-- BEGIN Information given --

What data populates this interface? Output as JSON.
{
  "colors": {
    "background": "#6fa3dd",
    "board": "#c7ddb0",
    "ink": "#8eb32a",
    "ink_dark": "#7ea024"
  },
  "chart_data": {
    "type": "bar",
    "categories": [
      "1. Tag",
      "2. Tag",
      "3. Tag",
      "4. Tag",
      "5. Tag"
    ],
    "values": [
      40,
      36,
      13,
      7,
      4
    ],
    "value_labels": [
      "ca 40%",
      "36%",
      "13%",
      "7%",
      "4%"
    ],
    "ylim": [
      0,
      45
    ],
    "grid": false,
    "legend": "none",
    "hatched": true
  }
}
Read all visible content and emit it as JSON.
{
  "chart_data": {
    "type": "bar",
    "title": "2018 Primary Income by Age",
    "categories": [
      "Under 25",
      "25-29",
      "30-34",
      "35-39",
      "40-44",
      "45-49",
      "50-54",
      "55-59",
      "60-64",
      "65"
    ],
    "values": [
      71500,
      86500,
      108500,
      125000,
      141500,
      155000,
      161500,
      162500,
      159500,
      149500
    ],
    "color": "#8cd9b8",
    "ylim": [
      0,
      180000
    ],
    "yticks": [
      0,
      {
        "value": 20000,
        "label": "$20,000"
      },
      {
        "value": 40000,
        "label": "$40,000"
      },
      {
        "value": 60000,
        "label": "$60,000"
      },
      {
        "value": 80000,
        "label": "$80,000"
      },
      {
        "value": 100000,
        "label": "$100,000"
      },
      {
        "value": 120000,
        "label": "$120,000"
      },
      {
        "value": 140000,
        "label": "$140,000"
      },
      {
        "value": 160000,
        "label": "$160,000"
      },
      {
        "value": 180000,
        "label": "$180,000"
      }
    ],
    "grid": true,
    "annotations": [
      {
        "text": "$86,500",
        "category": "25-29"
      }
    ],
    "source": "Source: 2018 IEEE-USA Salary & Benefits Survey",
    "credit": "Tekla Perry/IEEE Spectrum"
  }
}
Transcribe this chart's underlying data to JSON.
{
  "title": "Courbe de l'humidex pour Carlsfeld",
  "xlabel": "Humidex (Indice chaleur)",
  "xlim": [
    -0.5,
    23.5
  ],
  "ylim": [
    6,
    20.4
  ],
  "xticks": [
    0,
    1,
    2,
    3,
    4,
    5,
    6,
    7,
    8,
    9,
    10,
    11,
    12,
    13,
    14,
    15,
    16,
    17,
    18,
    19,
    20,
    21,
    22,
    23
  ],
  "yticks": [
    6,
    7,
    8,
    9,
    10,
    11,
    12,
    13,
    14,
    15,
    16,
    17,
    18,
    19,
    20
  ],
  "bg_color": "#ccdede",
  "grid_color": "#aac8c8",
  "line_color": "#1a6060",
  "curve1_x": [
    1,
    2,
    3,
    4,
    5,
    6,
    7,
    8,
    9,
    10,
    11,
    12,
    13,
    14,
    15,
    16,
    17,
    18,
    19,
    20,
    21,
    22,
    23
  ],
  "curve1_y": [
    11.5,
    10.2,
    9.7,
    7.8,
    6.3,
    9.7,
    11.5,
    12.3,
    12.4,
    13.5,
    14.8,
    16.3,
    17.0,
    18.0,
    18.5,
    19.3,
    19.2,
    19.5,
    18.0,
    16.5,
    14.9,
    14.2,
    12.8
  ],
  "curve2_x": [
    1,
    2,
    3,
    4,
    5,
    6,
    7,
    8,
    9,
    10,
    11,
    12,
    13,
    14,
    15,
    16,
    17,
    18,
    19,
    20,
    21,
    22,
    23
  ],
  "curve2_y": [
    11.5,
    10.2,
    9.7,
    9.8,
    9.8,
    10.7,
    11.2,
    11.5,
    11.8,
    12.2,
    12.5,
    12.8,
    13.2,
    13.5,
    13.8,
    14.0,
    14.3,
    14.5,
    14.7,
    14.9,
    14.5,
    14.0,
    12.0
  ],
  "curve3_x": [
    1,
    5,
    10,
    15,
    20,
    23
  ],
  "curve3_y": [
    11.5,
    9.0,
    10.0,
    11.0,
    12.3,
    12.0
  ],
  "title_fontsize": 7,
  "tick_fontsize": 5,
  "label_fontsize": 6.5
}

-- END Information given --

Write out every entry again, keeping each line exactly the same.

● **Complete response**
What data populates this interface? Output as JSON.
{
  "colors": {
    "background": "#6fa3dd",
    "board": "#c7ddb0",
    "ink": "#8eb32a",
    "ink_dark": "#7ea024"
  },
  "chart_data": {
    "type": "bar",
    "categories": [
      "1. Tag",
      "2. Tag",
      "3. Tag",
      "4. Tag",
      "5. Tag"
    ],
    "values": [
      40,
      36,
      13,
      7,
      4
    ],
    "value_labels": [
      "ca 40%",
      "36%",
      "13%",
      "7%",
      "4%"
    ],
    "ylim": [
      0,
      45
    ],
    "grid": false,
    "legend": "none",
    "hatched": true
  }
}
Read all visible content and emit it as JSON.
{
  "chart_data": {
    "type": "bar",
    "title": "2018 Primary Income by Age",
    "categories": [
      "Under 25",
      "25-29",
      "30-34",
      "35-39",
      "40-44",
      "45-49",
      "50-54",
      "55-59",
      "60-64",
      "65"
    ],
    "values": [
      71500,
      86500,
      108500,
      125000,
      141500,
      155000,
      161500,
      162500,
      159500,
      149500
    ],
    "color": "#8cd9b8",
    "ylim": [
      0,
      180000
    ],
    "yticks": [
      0,
      {
        "value": 20000,
        "label": "$20,000"
      },
      {
        "value": 40000,
        "label": "$40,000"
      },
      {
        "value": 60000,
        "label": "$60,000"
      },
      {
        "value": 80000,
        "label": "$80,000"
      },
      {
        "value": 100000,
        "label": "$100,000"
      },
      {
        "value": 120000,
        "label": "$120,000"
      },
      {
        "value": 140000,
        "label": "$140,000"
      },
      {
        "value": 160000,
        "label": "$160,000"
      },
      {
        "value": 180000,
        "label": "$180,000"
      }
    ],
    "grid": true,
    "annotations": [
      {
        "text": "$86,500",
        "category": "25-29"
      }
    ],
    "source": "Source: 2018 IEEE-USA Salary & Benefits Survey",
    "credit": "Tekla Perry/IEEE Spectrum"
  }
}
Transcribe this chart's underlying data to JSON.
{
  "title": "Courbe de l'humidex pour Carlsfeld",
  "xlabel": "Humidex (Indice chaleur)",
  "xlim": [
    -0.5,
    23.5
  ],
  "ylim": [
    6,
    20.4
  ],
  "xticks": [
    0,
    1,
    2,
    3,
    4,
    5,
    6,
    7,
    8,
    9,
    10,
    11,
    12,
    13,
    14,
    15,
    16,
    17,
    18,
    19,
    20,
    21,
    22,
    23
  ],
  "yticks": [
    6,
    7,
    8,
    9,
    10,
    11,
    12,
    13,
    14,
    15,
    16,
    17,
    18,
    19,
    20
  ],
  "bg_color": "#ccdede",
  "grid_color": "#aac8c8",
  "line_color": "#1a6060",
  "curve1_x": [
    1,
    2,
    3,
    4,
    5,
    6,
    7,
    8,
    9,
    10,
    11,
    12,
    13,
    14,
    15,
    16,
    17,
    18,
    19,
    20,
    21,
    22,
    23
  ],
  "curve1_y": [
    11.5,
    10.2,
    9.7,
    7.8,
    6.3,
    9.7,
    11.5,
    12.3,
    12.4,
    13.5,
    14.8,
    16.3,
    17.0,
    18.0,
    18.5,
    19.3,
    19.2,
    19.5,
    18.0,
    16.5,
    14.9,
    14.2,
    12.8
  ],
  "curve2_x": [
    1,
    2,
    3,
    4,
    5,
    6,
    7,
    8,
    9,
    10,
    11,
    12,
    13,
    14,
    15,
    16,
    17,
    18,
    19,
    20,
    21,
    22,
    23
  ],
  "curve2_y": [
    11.5,
    10.2,
    9.7,
    9.8,
    9.8,
    10.7,
    11.2,
    11.5,
    11.8,
    12.2,
    12.5,
    12.8,
    13.2,
    13.5,
    13.8,
    14.0,
    14.3,
    14.5,
    14.7,
    14.9,
    14.5,
    14.0,
    12.0
  ],
  "curve3_x": [
    1,
    5,
    10,
    15,
    20,
    23
  ],
  "curve3_y": [
    11.5,
    9.0,
    10.0,
    11.0,
    12.3,
    12.0
  ],
  "title_fontsize": 7,
  "tick_fontsize": 5,
  "label_fontsize": 6.5
}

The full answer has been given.